-- Instructions to follow --
Gather every line below where "heptyltetrahydro" appears.
━━━━
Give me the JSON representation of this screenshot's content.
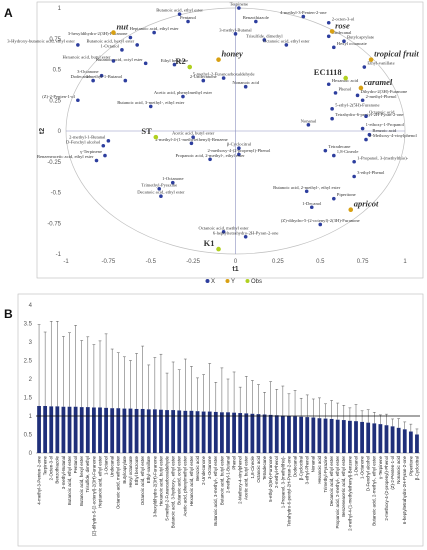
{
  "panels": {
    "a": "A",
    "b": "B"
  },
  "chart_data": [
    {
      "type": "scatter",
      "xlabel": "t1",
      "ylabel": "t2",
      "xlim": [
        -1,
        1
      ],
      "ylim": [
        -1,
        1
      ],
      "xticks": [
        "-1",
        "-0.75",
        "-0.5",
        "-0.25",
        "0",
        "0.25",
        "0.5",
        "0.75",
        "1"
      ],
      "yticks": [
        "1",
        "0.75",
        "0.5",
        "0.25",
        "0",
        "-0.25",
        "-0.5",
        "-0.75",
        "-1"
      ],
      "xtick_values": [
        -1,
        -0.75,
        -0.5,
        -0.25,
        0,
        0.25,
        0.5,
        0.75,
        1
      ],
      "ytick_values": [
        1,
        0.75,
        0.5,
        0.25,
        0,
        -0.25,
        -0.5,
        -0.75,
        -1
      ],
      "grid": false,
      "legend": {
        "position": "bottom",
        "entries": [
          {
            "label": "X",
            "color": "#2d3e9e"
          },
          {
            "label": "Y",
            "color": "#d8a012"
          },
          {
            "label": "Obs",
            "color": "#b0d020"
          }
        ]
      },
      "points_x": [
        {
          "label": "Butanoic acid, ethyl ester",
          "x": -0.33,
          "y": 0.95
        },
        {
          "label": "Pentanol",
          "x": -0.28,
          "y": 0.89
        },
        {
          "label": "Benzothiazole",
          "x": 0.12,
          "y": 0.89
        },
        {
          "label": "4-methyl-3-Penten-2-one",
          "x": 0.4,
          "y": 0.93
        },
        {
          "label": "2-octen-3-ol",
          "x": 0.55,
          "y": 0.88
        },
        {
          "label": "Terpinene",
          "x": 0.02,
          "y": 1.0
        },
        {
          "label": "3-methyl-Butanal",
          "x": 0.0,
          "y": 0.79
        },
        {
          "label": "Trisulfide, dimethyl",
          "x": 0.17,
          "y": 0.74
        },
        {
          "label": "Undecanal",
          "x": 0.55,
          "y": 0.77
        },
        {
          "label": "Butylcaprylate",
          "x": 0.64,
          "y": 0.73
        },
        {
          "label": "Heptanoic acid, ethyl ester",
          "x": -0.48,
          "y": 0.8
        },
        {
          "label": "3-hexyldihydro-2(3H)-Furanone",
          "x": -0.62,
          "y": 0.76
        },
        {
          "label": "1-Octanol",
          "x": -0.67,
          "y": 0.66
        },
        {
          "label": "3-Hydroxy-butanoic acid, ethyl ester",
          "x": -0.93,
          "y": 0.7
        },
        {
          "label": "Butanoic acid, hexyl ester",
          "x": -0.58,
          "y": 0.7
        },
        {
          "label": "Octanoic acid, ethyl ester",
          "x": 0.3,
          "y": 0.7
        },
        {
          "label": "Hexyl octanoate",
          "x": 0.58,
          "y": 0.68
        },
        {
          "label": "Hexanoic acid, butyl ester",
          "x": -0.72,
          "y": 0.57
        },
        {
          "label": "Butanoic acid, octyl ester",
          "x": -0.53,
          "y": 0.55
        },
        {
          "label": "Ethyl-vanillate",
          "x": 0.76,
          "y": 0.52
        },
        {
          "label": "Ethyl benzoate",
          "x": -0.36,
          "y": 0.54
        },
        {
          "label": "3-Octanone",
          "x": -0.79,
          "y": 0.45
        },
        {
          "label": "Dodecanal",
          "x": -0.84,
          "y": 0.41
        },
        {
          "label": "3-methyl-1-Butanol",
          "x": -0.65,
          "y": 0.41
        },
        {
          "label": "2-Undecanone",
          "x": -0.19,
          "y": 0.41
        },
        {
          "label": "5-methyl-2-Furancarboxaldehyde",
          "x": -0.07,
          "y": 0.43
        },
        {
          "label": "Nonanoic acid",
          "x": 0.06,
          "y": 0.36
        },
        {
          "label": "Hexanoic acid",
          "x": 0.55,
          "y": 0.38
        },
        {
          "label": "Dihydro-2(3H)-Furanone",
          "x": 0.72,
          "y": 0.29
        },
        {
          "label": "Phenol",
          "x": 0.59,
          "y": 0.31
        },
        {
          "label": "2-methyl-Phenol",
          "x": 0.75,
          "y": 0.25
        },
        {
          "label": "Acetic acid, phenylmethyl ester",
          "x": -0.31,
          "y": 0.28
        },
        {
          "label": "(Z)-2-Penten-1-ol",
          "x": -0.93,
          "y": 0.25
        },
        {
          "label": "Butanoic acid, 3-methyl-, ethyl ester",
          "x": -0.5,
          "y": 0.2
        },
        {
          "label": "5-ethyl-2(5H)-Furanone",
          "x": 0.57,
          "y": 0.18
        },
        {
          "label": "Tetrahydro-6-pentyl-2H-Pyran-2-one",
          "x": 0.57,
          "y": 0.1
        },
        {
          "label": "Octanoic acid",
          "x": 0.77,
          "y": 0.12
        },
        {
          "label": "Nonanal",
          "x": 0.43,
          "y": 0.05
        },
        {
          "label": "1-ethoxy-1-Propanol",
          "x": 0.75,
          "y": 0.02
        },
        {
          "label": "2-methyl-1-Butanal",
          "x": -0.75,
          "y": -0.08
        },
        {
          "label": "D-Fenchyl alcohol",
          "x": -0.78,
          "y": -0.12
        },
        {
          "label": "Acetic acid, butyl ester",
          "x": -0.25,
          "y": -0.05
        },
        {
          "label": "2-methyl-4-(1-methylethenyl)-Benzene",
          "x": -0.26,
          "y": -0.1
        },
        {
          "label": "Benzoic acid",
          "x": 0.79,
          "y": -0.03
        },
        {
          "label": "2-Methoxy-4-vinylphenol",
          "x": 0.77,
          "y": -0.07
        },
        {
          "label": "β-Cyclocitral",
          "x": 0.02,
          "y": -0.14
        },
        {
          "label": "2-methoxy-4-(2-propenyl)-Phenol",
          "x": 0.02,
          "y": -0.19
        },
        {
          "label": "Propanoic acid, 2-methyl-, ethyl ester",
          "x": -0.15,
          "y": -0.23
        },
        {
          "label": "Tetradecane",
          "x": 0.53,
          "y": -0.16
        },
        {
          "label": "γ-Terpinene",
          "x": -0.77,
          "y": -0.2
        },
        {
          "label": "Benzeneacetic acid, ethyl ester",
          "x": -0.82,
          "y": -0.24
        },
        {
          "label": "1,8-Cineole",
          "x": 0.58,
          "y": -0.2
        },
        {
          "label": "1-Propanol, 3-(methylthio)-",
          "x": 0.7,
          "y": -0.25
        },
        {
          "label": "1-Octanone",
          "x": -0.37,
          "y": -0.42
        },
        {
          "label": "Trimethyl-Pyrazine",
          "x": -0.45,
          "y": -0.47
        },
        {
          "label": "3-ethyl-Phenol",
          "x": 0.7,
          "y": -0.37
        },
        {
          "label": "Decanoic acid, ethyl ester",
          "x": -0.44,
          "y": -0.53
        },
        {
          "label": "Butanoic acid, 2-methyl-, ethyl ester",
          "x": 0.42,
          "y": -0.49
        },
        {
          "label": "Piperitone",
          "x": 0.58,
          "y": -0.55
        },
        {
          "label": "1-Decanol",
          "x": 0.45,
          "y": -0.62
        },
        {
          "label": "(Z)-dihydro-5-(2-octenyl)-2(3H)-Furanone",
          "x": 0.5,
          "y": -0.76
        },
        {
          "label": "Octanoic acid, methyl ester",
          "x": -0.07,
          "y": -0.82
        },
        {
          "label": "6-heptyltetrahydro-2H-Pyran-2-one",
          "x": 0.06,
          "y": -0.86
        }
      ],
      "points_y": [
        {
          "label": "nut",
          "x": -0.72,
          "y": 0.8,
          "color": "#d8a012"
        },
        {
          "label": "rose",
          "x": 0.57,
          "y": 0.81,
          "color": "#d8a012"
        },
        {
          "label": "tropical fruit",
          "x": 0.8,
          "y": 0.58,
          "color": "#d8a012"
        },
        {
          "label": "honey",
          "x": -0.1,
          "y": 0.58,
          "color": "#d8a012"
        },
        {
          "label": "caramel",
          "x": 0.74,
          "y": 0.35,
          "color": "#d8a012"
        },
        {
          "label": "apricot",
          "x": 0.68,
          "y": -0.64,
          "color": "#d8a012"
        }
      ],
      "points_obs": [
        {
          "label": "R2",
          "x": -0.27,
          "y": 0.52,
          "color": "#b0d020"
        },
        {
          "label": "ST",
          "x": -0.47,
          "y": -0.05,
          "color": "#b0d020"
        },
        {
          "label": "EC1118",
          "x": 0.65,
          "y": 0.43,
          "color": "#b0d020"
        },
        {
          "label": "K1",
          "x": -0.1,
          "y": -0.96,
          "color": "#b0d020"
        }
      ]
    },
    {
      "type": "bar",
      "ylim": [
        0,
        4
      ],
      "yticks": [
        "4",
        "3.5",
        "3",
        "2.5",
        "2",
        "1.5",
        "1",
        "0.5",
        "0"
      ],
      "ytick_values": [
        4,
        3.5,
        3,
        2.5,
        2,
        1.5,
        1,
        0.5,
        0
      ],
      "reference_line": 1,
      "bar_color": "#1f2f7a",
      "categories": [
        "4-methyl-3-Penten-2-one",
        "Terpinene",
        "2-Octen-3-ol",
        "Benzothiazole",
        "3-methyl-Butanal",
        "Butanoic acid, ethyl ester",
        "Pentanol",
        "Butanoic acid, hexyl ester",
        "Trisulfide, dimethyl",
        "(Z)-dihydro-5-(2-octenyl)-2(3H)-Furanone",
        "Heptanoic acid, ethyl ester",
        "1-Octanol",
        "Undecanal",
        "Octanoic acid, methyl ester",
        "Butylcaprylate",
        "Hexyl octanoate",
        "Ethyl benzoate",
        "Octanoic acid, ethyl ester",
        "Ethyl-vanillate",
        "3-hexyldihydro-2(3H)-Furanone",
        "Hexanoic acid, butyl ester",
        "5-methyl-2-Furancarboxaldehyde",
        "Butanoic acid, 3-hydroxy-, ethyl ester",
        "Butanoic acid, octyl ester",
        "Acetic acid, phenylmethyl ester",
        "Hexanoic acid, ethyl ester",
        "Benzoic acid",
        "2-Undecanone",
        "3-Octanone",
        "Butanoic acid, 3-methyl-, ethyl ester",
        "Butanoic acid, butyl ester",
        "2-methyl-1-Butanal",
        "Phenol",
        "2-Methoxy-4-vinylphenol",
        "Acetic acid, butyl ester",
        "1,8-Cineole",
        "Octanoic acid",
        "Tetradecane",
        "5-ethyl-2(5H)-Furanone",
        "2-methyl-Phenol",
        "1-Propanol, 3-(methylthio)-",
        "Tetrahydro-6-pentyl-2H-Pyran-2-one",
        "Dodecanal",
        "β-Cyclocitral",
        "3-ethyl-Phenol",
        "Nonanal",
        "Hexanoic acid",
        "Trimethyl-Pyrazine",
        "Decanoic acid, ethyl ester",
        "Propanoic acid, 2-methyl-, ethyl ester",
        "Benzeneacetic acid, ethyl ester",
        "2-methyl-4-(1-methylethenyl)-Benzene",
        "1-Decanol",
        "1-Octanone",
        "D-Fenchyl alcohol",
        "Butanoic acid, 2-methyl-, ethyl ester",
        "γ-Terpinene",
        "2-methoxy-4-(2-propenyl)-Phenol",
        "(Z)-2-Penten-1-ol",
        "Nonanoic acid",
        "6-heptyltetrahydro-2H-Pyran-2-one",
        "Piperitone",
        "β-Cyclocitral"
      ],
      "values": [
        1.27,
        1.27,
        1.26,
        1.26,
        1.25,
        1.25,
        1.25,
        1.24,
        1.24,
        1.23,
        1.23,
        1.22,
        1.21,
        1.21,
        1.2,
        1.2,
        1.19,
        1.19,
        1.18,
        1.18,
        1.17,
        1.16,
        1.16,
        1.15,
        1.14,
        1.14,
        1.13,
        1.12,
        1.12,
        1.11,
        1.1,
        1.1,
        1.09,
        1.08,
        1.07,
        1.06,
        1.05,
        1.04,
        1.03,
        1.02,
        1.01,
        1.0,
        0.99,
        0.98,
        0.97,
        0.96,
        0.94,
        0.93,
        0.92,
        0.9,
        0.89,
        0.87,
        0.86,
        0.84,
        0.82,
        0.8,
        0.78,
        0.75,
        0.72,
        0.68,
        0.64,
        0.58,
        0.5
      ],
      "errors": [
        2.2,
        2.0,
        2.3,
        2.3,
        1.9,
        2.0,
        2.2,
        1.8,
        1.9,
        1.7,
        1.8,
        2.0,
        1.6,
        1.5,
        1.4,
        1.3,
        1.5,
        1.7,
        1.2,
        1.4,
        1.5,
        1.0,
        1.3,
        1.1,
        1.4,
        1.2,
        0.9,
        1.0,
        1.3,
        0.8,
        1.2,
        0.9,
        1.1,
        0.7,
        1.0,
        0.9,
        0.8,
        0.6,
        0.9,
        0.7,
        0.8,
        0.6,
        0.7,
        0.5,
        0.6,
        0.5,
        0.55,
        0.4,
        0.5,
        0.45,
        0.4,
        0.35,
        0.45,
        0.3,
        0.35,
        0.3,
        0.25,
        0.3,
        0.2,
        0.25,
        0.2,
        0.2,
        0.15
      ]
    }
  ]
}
━━━━
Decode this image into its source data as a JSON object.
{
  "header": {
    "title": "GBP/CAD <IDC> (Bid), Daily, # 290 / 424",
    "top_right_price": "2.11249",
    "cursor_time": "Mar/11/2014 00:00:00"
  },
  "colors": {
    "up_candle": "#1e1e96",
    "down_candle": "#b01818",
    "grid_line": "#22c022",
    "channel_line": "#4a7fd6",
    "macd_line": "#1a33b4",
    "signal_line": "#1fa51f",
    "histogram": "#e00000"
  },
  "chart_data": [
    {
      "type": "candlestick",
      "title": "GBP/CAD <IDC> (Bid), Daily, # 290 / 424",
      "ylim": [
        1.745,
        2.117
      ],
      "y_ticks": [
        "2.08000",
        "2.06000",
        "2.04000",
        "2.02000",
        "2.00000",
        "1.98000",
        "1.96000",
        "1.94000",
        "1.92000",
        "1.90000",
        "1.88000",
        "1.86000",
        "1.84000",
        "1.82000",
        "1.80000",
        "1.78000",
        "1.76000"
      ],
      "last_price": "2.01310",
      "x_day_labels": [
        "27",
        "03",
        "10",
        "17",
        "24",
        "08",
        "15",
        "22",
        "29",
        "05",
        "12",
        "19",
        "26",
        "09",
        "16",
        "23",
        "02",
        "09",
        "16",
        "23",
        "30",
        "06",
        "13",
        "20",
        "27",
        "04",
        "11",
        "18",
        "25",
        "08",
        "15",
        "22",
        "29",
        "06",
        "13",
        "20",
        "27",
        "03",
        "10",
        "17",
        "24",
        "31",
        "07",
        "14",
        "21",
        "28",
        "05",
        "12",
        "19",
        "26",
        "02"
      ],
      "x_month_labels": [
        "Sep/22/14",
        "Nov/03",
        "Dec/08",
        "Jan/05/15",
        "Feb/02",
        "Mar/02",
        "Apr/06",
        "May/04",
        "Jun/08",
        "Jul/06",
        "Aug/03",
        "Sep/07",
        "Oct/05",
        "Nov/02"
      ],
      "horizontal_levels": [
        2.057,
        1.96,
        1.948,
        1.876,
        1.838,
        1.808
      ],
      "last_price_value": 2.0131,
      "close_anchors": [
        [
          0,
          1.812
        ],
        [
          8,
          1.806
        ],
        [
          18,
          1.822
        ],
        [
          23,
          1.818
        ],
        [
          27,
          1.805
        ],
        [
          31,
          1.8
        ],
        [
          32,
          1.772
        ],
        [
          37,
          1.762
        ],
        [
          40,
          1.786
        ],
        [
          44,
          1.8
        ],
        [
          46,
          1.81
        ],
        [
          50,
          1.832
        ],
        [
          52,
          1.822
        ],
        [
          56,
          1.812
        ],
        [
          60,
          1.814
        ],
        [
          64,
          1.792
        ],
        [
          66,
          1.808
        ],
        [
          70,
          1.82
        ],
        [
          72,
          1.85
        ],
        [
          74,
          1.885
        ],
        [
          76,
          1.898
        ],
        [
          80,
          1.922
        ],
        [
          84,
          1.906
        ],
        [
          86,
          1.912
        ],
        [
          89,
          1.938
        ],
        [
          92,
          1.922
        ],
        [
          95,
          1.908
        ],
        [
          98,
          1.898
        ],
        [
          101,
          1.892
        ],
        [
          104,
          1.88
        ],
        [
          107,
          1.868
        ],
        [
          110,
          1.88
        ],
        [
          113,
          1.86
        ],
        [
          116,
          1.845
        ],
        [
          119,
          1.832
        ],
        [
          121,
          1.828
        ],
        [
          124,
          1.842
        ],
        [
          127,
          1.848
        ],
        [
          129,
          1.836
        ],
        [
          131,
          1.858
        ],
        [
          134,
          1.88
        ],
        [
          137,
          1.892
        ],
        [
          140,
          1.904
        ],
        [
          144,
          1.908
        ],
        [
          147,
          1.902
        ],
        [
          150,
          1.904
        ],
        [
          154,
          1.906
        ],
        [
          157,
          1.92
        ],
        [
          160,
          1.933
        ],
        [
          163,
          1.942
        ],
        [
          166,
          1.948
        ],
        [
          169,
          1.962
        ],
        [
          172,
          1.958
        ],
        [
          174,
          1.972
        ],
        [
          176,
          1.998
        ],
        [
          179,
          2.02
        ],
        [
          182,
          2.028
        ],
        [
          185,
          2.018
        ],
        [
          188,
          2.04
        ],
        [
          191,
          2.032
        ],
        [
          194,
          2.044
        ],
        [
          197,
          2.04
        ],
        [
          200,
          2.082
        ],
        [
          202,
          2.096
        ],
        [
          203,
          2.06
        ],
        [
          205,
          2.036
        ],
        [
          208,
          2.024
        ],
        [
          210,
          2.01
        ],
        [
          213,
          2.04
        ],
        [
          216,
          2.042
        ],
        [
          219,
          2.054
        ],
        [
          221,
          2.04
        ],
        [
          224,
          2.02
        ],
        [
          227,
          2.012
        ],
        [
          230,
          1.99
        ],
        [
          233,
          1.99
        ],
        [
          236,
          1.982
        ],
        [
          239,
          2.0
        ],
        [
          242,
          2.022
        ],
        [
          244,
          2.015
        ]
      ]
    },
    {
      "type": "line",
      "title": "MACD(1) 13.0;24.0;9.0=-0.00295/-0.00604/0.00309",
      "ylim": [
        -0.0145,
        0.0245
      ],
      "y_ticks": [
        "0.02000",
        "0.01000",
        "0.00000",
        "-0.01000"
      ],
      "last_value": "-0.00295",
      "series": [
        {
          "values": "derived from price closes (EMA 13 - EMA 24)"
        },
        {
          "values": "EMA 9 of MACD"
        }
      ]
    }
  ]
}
━━━━
-- Exercise response --
          "label": "6-heptyltetrahydro-2H-Pyran-2-one",
        "6-heptyltetrahydro-2H-Pyran-2-one",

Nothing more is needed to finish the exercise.